(Recorded data)
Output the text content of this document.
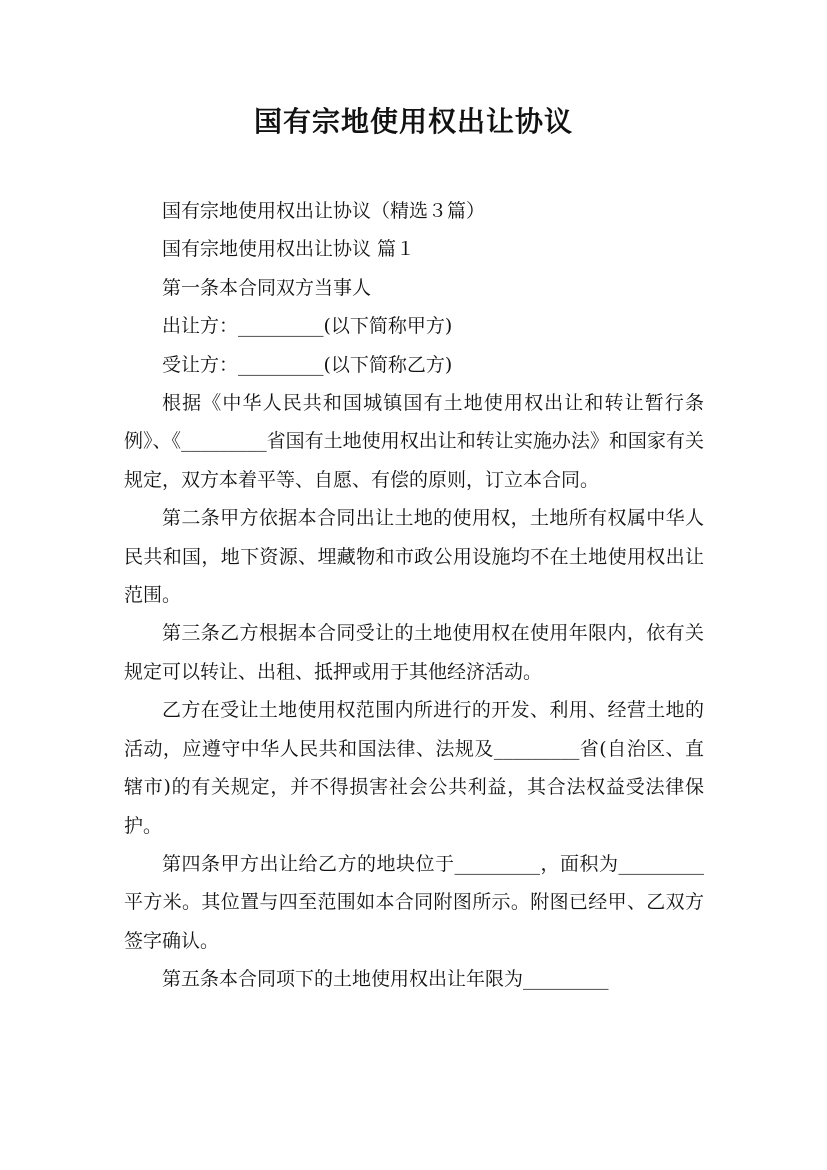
国有宗地使用权出让协议

国有宗地使用权出让协议（精选３篇）

国有宗地使用权出让协议 篇１

第一条本合同双方当事人

出让方：_________(以下简称甲方)

受让方：_________(以下简称乙方)

根据《中华人民共和国城镇国有土地使用权出让和转让暂行条例》、《_________省国有土地使用权出让和转让实施办法》和国家有关规定，双方本着平等、自愿、有偿的原则，订立本合同。

第二条甲方依据本合同出让土地的使用权，土地所有权属中华人民共和国，地下资源、埋藏物和市政公用设施均不在土地使用权出让范围。

第三条乙方根据本合同受让的土地使用权在使用年限内，依有关规定可以转让、出租、抵押或用于其他经济活动。

乙方在受让土地使用权范围内所进行的开发、利用、经营土地的活动，应遵守中华人民共和国法律、法规及_________省(自治区、直辖市)的有关规定，并不得损害社会公共利益，其合法权益受法律保护。

第四条甲方出让给乙方的地块位于_________，面积为_________平方米。其位置与四至范围如本合同附图所示。附图已经甲、乙双方签字确认。

第五条本合同项下的土地使用权出让年限为_________
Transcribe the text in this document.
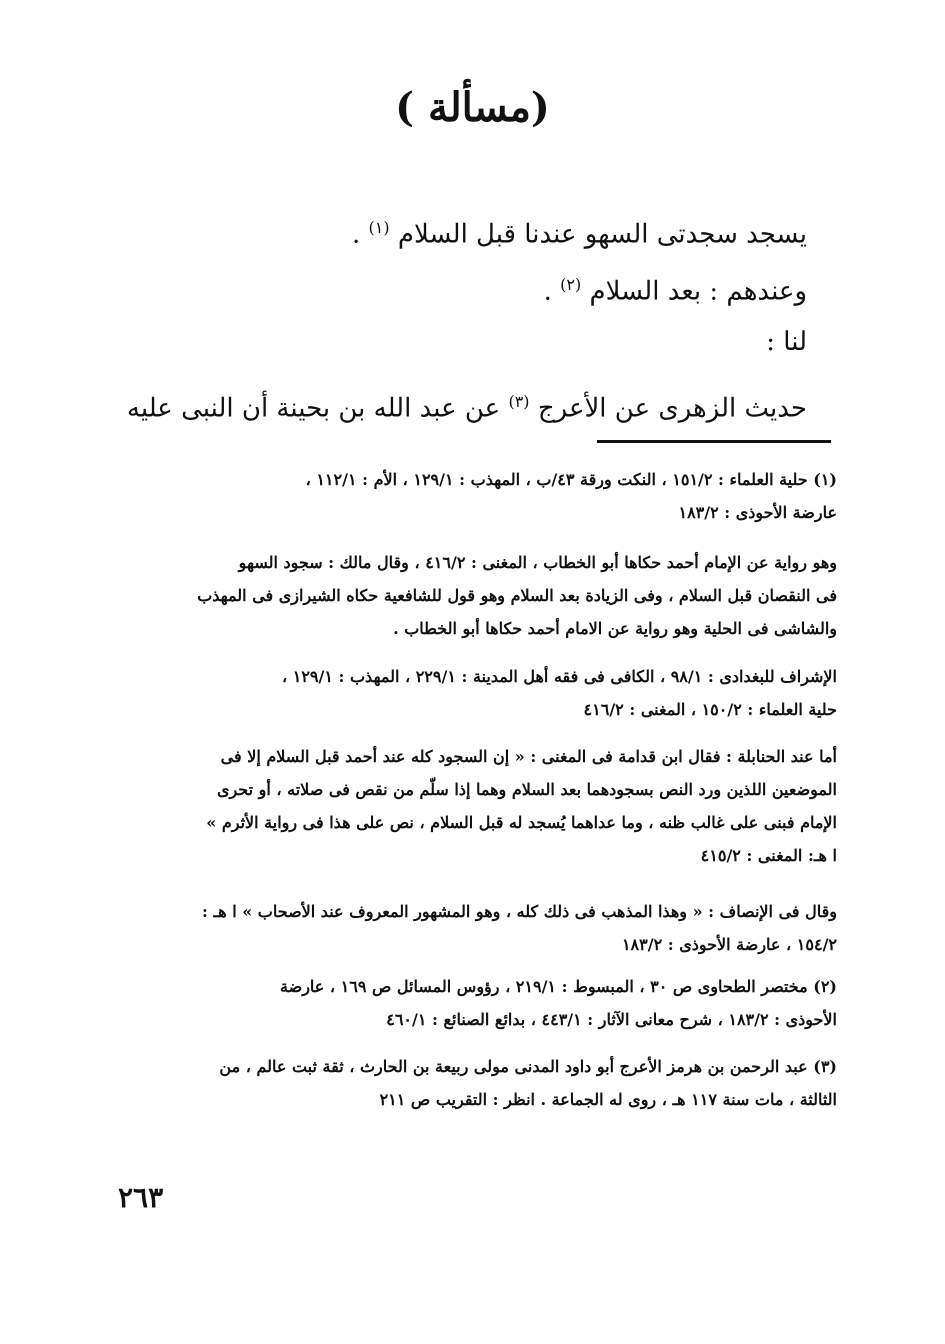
(مسألة )
يسجد سجدتى السهو عندنا قبل السلام $^{(١)}$ .
وعندهم : بعد السلام $^{(٢)}$ .
لنا :
حديث الزهرى عن الأعرج $^{(٣)}$ عن عبد الله بن بحينة أن النبى عليه
(١) حلية العلماء : ١٥١/٢ ، النكت ورقة ٤٣/ب ، المهذب : ١٢٩/١ ، الأم : ١١٢/١ ،
عارضة الأحوذى : ١٨٣/٢
وهو رواية عن الإمام أحمد حكاها أبو الخطاب ، المغنى : ٤١٦/٢ ، وقال مالك : سجود السهو
فى النقصان قبل السلام ، وفى الزيادة بعد السلام وهو قول للشافعية حكاه الشيرازى فى المهذب
والشاشى فى الحلية وهو رواية عن الامام أحمد حكاها أبو الخطاب .
الإشراف للبغدادى : ٩٨/١ ، الكافى فى فقه أهل المدينة : ٢٢٩/١ ، المهذب : ١٢٩/١ ،
حلية العلماء : ١٥٠/٢ ، المغنى : ٤١٦/٢
أما عند الحنابلة : فقال ابن قدامة فى المغنى : « إن السجود كله عند أحمد قبل السلام إلا فى
الموضعين اللذين ورد النص بسجودهما بعد السلام وهما إذا سلّم من نقص فى صلاته ، أو تحرى
الإمام فبنى على غالب ظنه ، وما عداهما يُسجد له قبل السلام ، نص على هذا فى رواية الأثرم »
ا هـ: المغنى : ٤١٥/٢
وقال فى الإنصاف : « وهذا المذهب فى ذلك كله ، وهو المشهور المعروف عند الأصحاب » ا هـ :
١٥٤/٢ ، عارضة الأحوذى : ١٨٣/٢
(٢) مختصر الطحاوى ص ٣٠ ، المبسوط : ٢١٩/١ ، رؤوس المسائل ص ١٦٩ ، عارضة
الأحوذى : ١٨٣/٢ ، شرح معانى الآثار : ٤٤٣/١ ، بدائع الصنائع : ٤٦٠/١
(٣) عبد الرحمن بن هرمز الأعرج أبو داود المدنى مولى ربيعة بن الحارث ، ثقة ثبت عالم ، من
الثالثة ، مات سنة ١١٧ هـ ، روى له الجماعة . انظر : التقريب ص ٢١١
٢٦٣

Task requirements: What you return should match the records above word for word, minus the pictures.

Task output:
Output the text content of this document.
国有宗地使用权出让协议

国有宗地使用权出让协议（精选３篇）

国有宗地使用权出让协议 篇１

第一条本合同双方当事人

出让方：_________(以下简称甲方)

受让方：_________(以下简称乙方)

根据《中华人民共和国城镇国有土地使用权出让和转让暂行条例》、《_________省国有土地使用权出让和转让实施办法》和国家有关规定，双方本着平等、自愿、有偿的原则，订立本合同。

第二条甲方依据本合同出让土地的使用权，土地所有权属中华人民共和国，地下资源、埋藏物和市政公用设施均不在土地使用权出让范围。

第三条乙方根据本合同受让的土地使用权在使用年限内，依有关规定可以转让、出租、抵押或用于其他经济活动。

乙方在受让土地使用权范围内所进行的开发、利用、经营土地的活动，应遵守中华人民共和国法律、法规及_________省(自治区、直辖市)的有关规定，并不得损害社会公共利益，其合法权益受法律保护。

第四条甲方出让给乙方的地块位于_________，面积为_________平方米。其位置与四至范围如本合同附图所示。附图已经甲、乙双方签字确认。

第五条本合同项下的土地使用权出让年限为_________
Transcribe the text in this document.
(مسألة )
يسجد سجدتى السهو عندنا قبل السلام $^{(١)}$ .
وعندهم : بعد السلام $^{(٢)}$ .
لنا :
حديث الزهرى عن الأعرج $^{(٣)}$ عن عبد الله بن بحينة أن النبى عليه
(١) حلية العلماء : ١٥١/٢ ، النكت ورقة ٤٣/ب ، المهذب : ١٢٩/١ ، الأم : ١١٢/١ ،
عارضة الأحوذى : ١٨٣/٢
وهو رواية عن الإمام أحمد حكاها أبو الخطاب ، المغنى : ٤١٦/٢ ، وقال مالك : سجود السهو
فى النقصان قبل السلام ، وفى الزيادة بعد السلام وهو قول للشافعية حكاه الشيرازى فى المهذب
والشاشى فى الحلية وهو رواية عن الامام أحمد حكاها أبو الخطاب .
الإشراف للبغدادى : ٩٨/١ ، الكافى فى فقه أهل المدينة : ٢٢٩/١ ، المهذب : ١٢٩/١ ،
حلية العلماء : ١٥٠/٢ ، المغنى : ٤١٦/٢
أما عند الحنابلة : فقال ابن قدامة فى المغنى : « إن السجود كله عند أحمد قبل السلام إلا فى
الموضعين اللذين ورد النص بسجودهما بعد السلام وهما إذا سلّم من نقص فى صلاته ، أو تحرى
الإمام فبنى على غالب ظنه ، وما عداهما يُسجد له قبل السلام ، نص على هذا فى رواية الأثرم »
ا هـ: المغنى : ٤١٥/٢
وقال فى الإنصاف : « وهذا المذهب فى ذلك كله ، وهو المشهور المعروف عند الأصحاب » ا هـ :
١٥٤/٢ ، عارضة الأحوذى : ١٨٣/٢
(٢) مختصر الطحاوى ص ٣٠ ، المبسوط : ٢١٩/١ ، رؤوس المسائل ص ١٦٩ ، عارضة
الأحوذى : ١٨٣/٢ ، شرح معانى الآثار : ٤٤٣/١ ، بدائع الصنائع : ٤٦٠/١
(٣) عبد الرحمن بن هرمز الأعرج أبو داود المدنى مولى ربيعة بن الحارث ، ثقة ثبت عالم ، من
الثالثة ، مات سنة ١١٧ هـ ، روى له الجماعة . انظر : التقريب ص ٢١١
٢٦٣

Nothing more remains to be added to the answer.